▶ WRITTEN PROBLEM: Pick every line from the data that holds the word "xlabel".

▶ INFORMATION PROVIDED:
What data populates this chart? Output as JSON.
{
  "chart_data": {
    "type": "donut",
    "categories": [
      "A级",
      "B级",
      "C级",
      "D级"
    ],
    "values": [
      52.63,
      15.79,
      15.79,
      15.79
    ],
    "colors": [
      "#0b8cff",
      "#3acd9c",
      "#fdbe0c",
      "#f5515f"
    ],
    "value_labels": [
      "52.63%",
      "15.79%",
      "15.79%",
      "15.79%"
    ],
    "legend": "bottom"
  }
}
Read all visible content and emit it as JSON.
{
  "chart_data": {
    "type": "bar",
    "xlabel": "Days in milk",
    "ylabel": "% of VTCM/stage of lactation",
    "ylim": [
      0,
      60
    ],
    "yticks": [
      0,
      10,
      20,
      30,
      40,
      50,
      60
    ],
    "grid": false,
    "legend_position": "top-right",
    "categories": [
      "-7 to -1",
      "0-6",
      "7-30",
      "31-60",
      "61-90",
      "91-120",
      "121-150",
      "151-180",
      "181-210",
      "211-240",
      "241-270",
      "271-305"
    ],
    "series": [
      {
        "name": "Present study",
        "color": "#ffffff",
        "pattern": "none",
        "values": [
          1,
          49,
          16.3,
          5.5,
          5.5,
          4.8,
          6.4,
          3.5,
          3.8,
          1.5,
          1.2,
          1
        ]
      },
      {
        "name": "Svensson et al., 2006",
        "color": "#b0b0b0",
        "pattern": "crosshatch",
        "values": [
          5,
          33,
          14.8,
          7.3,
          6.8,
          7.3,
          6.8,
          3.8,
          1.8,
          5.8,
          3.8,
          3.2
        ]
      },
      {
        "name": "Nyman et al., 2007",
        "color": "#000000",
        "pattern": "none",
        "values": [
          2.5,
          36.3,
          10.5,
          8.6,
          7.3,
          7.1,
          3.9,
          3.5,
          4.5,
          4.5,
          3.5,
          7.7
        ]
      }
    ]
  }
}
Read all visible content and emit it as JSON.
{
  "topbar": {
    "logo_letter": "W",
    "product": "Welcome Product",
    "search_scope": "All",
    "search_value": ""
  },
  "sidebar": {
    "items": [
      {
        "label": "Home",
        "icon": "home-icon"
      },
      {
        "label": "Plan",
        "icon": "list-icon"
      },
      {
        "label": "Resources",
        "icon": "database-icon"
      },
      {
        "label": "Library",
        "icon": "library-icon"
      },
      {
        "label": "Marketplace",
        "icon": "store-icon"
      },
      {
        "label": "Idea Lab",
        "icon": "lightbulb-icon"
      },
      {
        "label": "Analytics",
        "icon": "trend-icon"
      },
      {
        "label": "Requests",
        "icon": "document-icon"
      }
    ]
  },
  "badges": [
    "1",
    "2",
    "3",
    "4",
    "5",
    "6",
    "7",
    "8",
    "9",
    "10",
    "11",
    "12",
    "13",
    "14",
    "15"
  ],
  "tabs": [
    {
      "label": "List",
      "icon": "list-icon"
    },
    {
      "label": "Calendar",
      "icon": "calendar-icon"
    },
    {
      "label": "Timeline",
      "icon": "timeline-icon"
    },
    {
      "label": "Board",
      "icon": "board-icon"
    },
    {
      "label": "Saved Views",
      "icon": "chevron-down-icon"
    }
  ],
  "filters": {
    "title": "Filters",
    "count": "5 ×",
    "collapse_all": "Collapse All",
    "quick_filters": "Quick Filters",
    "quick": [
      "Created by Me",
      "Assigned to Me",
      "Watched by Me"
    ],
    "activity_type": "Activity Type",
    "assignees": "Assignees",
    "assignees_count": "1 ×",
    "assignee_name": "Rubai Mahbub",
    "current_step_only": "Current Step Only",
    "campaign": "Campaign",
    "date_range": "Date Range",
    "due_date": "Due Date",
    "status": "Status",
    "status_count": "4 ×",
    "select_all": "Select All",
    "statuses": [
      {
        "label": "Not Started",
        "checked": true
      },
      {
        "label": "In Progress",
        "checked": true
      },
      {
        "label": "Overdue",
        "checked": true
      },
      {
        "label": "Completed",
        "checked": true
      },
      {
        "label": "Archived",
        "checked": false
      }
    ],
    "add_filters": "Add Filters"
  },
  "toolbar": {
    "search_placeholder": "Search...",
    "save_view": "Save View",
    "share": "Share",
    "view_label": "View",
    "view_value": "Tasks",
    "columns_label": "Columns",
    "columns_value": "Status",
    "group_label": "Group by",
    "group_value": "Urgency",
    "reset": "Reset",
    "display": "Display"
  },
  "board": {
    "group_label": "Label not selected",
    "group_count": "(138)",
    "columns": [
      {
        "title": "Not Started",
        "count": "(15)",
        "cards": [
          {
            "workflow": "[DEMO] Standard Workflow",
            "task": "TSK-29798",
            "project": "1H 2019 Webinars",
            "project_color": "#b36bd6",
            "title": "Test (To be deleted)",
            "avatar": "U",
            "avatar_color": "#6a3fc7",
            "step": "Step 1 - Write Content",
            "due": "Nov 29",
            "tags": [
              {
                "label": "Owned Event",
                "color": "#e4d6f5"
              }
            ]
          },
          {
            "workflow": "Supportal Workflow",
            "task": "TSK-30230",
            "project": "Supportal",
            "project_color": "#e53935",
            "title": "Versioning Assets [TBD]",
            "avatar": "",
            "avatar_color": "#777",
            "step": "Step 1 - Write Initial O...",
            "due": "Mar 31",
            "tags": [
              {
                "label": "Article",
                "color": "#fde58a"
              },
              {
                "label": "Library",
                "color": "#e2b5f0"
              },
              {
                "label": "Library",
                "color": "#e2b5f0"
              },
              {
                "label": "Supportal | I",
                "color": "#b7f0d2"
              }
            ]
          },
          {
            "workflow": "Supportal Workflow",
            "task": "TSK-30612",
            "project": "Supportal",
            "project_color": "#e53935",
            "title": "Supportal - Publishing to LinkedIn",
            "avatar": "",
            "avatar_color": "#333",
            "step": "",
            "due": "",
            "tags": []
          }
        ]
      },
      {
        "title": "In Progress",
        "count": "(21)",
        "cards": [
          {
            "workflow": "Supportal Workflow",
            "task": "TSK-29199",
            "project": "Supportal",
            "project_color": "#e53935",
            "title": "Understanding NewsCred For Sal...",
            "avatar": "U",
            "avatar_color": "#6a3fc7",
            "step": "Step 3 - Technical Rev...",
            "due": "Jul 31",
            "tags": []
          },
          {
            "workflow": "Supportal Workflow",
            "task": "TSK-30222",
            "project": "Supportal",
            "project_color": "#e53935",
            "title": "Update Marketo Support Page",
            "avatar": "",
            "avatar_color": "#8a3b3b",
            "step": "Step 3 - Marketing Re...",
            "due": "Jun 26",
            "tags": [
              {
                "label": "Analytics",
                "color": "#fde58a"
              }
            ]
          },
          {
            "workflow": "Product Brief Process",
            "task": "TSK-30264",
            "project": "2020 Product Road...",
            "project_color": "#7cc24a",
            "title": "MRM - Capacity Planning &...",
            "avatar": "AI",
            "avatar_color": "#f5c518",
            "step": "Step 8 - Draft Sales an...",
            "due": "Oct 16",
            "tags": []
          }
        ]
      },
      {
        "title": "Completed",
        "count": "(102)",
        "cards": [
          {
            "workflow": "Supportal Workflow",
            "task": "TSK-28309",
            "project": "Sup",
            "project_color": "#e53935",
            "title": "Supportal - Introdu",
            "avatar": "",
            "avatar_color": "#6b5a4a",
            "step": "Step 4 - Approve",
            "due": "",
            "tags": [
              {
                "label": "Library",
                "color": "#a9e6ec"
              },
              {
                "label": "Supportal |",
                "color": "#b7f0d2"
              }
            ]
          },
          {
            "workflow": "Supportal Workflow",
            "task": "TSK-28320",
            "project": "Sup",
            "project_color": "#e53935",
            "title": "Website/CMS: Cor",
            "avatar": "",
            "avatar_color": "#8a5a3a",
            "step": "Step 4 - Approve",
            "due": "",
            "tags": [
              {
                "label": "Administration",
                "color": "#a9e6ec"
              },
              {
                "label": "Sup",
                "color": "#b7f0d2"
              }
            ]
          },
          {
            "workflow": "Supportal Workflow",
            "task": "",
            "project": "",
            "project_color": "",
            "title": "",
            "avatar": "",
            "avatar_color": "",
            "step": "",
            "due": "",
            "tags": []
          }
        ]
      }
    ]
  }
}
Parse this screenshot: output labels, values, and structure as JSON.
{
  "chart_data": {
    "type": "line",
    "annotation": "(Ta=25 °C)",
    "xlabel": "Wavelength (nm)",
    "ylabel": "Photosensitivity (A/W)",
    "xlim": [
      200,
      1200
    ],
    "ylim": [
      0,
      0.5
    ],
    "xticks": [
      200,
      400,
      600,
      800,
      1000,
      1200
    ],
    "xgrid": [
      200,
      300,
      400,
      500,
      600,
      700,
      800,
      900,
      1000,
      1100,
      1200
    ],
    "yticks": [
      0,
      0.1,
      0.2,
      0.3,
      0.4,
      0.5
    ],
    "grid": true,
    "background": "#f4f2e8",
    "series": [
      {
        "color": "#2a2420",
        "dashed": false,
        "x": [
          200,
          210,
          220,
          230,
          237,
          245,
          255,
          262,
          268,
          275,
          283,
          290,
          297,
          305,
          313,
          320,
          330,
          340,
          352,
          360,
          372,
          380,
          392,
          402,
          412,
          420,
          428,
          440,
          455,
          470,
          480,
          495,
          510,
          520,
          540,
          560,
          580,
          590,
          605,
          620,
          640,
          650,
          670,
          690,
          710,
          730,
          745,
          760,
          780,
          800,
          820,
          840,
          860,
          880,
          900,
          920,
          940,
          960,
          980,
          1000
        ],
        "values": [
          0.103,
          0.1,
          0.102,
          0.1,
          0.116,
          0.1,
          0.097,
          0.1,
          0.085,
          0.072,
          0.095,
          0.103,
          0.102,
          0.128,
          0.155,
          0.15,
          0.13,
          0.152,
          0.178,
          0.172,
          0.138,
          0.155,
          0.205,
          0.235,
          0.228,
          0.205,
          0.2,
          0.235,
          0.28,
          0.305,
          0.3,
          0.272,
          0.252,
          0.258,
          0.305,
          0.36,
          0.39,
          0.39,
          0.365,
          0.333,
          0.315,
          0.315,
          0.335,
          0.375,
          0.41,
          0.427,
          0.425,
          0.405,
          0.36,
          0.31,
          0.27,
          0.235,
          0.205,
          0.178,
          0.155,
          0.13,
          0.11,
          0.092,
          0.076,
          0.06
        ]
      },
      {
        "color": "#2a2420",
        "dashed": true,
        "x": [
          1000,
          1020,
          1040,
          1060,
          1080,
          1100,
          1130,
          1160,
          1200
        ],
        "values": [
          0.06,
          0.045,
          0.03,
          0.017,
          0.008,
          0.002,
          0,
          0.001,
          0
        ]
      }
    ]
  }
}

▶ EXERCISE RESULT:
    "xlabel": "Days in milk",
    "xlabel": "Wavelength (nm)",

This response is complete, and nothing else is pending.